*YOUR GOAL*
In the records below, count every line containing "JSON". Reply with the number only.

*EXTRACTED INFORMATION*

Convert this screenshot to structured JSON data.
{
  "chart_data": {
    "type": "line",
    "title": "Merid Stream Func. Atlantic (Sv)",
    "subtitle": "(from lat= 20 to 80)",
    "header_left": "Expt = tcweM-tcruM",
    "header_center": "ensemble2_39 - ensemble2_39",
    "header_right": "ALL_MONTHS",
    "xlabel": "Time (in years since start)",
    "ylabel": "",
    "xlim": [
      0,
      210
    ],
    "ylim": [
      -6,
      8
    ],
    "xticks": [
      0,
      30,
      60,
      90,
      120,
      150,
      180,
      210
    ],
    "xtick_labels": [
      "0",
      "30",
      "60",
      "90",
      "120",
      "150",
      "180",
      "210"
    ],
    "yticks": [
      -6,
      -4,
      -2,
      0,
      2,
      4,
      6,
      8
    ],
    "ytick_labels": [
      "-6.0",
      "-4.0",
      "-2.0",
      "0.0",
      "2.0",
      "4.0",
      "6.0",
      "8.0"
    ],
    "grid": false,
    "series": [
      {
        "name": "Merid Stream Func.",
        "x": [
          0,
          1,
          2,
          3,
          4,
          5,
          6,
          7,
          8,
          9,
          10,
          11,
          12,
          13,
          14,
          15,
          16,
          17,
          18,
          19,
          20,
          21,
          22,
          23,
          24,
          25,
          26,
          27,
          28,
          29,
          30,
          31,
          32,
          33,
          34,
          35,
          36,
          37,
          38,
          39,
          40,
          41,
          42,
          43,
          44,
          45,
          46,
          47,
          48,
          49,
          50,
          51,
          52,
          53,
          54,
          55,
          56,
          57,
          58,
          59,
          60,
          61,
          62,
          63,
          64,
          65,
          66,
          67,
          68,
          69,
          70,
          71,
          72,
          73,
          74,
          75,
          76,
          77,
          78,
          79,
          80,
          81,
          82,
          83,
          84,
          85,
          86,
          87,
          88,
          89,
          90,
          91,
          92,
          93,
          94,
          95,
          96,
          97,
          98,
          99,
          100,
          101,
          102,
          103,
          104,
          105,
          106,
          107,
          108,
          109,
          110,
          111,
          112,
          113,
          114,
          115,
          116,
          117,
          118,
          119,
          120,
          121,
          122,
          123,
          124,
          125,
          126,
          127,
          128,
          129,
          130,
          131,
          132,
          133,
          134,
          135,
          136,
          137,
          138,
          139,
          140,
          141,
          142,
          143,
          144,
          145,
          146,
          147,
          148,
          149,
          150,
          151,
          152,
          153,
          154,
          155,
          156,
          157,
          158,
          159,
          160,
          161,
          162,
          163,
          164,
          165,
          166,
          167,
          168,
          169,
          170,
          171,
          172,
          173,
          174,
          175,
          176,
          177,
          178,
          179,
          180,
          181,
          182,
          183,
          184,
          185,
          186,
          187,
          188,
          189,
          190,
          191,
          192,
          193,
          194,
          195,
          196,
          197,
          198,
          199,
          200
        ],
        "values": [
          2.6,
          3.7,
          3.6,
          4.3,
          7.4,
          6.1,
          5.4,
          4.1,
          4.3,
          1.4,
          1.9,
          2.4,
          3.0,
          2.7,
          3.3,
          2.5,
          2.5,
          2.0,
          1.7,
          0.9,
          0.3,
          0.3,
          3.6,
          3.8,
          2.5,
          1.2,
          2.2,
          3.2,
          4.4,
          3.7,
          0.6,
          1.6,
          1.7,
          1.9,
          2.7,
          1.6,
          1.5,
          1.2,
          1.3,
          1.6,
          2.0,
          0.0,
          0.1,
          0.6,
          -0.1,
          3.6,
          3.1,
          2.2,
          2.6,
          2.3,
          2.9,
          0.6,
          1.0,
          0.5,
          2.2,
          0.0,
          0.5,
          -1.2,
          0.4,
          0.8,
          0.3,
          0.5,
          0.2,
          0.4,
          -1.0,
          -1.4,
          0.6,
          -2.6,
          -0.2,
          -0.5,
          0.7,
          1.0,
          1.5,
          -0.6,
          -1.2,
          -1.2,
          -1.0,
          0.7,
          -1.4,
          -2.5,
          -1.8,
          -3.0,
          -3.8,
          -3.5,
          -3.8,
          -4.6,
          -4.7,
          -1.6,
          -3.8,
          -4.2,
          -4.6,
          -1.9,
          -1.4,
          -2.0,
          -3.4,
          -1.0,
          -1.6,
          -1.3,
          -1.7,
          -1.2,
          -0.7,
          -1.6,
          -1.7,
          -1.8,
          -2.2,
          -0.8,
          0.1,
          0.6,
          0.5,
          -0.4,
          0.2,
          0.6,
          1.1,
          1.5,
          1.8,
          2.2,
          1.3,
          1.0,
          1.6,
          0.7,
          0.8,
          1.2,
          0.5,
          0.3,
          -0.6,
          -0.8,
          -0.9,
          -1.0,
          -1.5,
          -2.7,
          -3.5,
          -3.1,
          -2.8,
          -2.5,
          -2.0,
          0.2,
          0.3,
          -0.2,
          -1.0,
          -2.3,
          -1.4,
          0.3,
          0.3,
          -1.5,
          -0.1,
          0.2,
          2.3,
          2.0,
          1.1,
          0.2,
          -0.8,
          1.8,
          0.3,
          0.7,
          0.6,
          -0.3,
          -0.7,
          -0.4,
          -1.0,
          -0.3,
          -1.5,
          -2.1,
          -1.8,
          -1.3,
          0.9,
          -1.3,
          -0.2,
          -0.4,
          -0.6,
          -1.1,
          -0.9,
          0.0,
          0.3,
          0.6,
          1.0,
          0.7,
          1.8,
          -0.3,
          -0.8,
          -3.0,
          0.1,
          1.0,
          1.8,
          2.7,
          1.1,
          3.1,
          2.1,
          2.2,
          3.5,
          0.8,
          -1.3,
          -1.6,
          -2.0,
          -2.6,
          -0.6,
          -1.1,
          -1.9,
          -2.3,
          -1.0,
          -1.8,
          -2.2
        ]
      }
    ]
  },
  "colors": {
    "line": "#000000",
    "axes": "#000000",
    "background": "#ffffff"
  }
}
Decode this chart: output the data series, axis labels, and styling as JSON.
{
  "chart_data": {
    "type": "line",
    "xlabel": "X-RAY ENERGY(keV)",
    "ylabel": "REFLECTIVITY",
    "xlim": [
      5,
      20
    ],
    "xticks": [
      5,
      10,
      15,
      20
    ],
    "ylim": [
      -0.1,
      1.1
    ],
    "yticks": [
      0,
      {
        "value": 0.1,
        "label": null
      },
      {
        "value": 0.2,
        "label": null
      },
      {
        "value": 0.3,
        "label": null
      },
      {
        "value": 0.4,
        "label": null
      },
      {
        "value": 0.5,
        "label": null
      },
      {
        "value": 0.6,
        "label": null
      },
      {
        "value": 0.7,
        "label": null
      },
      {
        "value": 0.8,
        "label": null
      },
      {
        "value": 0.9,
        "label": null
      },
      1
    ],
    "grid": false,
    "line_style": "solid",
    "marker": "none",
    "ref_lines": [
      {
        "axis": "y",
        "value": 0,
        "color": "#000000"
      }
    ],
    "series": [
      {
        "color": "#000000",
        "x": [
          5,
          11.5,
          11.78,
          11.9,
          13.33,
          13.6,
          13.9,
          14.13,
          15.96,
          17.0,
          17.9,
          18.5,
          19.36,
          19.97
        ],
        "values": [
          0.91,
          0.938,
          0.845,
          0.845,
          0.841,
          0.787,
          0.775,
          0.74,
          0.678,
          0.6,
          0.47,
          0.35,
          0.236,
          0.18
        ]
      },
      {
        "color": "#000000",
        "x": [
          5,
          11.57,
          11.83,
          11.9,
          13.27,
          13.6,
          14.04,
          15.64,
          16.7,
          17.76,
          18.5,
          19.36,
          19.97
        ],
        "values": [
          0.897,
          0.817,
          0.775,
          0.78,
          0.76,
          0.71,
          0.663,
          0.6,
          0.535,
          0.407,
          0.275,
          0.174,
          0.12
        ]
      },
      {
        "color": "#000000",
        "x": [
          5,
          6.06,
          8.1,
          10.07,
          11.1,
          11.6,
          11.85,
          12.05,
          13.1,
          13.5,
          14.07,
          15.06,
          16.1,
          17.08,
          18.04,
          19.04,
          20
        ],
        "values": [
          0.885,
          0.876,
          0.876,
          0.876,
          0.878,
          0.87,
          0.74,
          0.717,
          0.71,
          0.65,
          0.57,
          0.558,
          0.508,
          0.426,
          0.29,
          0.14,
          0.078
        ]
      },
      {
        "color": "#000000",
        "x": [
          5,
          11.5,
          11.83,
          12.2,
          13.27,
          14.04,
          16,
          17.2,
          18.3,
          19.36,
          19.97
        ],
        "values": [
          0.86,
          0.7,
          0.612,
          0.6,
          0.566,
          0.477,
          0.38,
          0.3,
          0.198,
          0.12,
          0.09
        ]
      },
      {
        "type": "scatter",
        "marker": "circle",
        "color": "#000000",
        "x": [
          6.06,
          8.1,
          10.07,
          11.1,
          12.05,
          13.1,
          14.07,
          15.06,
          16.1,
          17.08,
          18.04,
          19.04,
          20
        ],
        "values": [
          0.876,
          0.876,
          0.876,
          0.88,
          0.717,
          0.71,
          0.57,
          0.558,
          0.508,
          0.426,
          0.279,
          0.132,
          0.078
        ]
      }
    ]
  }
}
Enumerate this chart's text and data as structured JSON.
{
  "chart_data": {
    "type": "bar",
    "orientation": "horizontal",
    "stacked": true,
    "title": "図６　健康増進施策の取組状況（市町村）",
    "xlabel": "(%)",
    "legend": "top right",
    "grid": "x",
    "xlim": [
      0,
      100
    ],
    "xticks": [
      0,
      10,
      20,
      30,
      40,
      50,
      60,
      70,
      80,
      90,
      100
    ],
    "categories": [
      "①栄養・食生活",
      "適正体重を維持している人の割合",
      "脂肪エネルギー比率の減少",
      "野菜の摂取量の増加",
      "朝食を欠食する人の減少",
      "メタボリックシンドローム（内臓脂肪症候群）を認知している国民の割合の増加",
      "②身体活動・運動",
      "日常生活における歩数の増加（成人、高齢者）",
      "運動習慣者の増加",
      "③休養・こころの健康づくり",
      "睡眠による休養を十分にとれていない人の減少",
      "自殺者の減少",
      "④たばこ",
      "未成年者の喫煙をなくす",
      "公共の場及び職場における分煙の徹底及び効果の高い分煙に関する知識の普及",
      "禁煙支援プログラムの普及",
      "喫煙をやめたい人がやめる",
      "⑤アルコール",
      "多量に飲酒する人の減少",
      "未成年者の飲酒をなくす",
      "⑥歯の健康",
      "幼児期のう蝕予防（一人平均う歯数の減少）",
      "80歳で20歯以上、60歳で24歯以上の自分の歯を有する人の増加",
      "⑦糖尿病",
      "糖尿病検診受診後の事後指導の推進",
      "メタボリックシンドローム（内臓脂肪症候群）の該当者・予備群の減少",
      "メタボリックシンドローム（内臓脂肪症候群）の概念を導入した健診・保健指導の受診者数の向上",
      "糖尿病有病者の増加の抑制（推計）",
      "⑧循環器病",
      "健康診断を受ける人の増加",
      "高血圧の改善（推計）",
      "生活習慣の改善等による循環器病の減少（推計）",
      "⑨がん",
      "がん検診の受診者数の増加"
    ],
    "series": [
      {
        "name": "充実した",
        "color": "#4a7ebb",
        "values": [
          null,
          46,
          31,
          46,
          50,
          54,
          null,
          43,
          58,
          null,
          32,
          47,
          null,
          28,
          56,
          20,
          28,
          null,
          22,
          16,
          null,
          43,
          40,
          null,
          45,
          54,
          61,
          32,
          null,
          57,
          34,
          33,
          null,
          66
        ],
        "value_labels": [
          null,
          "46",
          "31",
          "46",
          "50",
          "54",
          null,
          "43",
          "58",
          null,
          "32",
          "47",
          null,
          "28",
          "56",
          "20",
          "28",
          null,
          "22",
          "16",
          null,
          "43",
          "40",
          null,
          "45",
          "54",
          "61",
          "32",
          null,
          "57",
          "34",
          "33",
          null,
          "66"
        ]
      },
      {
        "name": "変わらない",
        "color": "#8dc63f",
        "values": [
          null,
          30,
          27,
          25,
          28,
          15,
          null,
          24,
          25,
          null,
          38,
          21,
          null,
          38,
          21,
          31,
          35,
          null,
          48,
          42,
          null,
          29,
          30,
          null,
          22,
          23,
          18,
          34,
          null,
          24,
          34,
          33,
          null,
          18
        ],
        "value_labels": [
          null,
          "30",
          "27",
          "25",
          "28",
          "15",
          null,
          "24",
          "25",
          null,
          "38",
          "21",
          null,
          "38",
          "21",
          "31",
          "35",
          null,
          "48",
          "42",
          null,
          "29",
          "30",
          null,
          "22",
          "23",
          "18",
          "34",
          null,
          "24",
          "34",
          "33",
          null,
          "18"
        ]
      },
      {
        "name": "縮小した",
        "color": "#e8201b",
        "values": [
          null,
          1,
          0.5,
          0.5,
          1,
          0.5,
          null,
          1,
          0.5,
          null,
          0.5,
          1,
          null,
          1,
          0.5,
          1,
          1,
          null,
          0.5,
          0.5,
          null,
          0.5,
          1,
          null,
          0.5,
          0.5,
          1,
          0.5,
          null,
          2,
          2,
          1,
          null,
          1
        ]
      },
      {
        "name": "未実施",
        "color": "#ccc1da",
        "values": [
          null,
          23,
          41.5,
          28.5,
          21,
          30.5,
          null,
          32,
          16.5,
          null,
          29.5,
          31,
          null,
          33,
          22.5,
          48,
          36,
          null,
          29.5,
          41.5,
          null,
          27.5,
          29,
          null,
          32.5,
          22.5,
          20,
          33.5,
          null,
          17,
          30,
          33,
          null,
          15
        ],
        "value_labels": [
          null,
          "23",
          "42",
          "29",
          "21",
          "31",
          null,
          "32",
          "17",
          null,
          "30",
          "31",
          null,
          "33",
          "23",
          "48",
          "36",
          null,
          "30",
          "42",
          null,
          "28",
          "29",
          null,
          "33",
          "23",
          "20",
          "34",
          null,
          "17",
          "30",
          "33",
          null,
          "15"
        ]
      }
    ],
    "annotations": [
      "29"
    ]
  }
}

*CORRECT RESULT*
3